▶ Task description: Output the full listing below exactly, without the pictures.

::::::::::

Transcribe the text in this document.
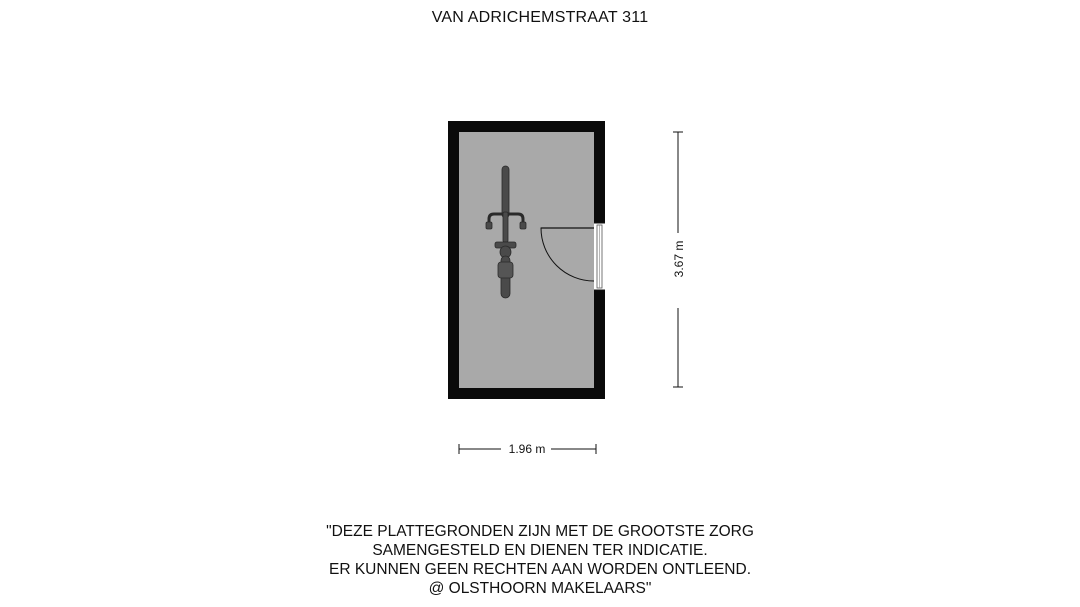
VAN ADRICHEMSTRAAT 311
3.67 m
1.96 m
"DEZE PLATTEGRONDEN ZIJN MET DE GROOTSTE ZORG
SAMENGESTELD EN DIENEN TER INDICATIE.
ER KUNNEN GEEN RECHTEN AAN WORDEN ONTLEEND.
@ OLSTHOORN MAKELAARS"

::::::::::

▶ Final answer:
Transcribe the text in this document.
VAN ADRICHEMSTRAAT 311
3.67 m
1.96 m
"DEZE PLATTEGRONDEN ZIJN MET DE GROOTSTE ZORG
SAMENGESTELD EN DIENEN TER INDICATIE.
ER KUNNEN GEEN RECHTEN AAN WORDEN ONTLEEND.
@ OLSTHOORN MAKELAARS"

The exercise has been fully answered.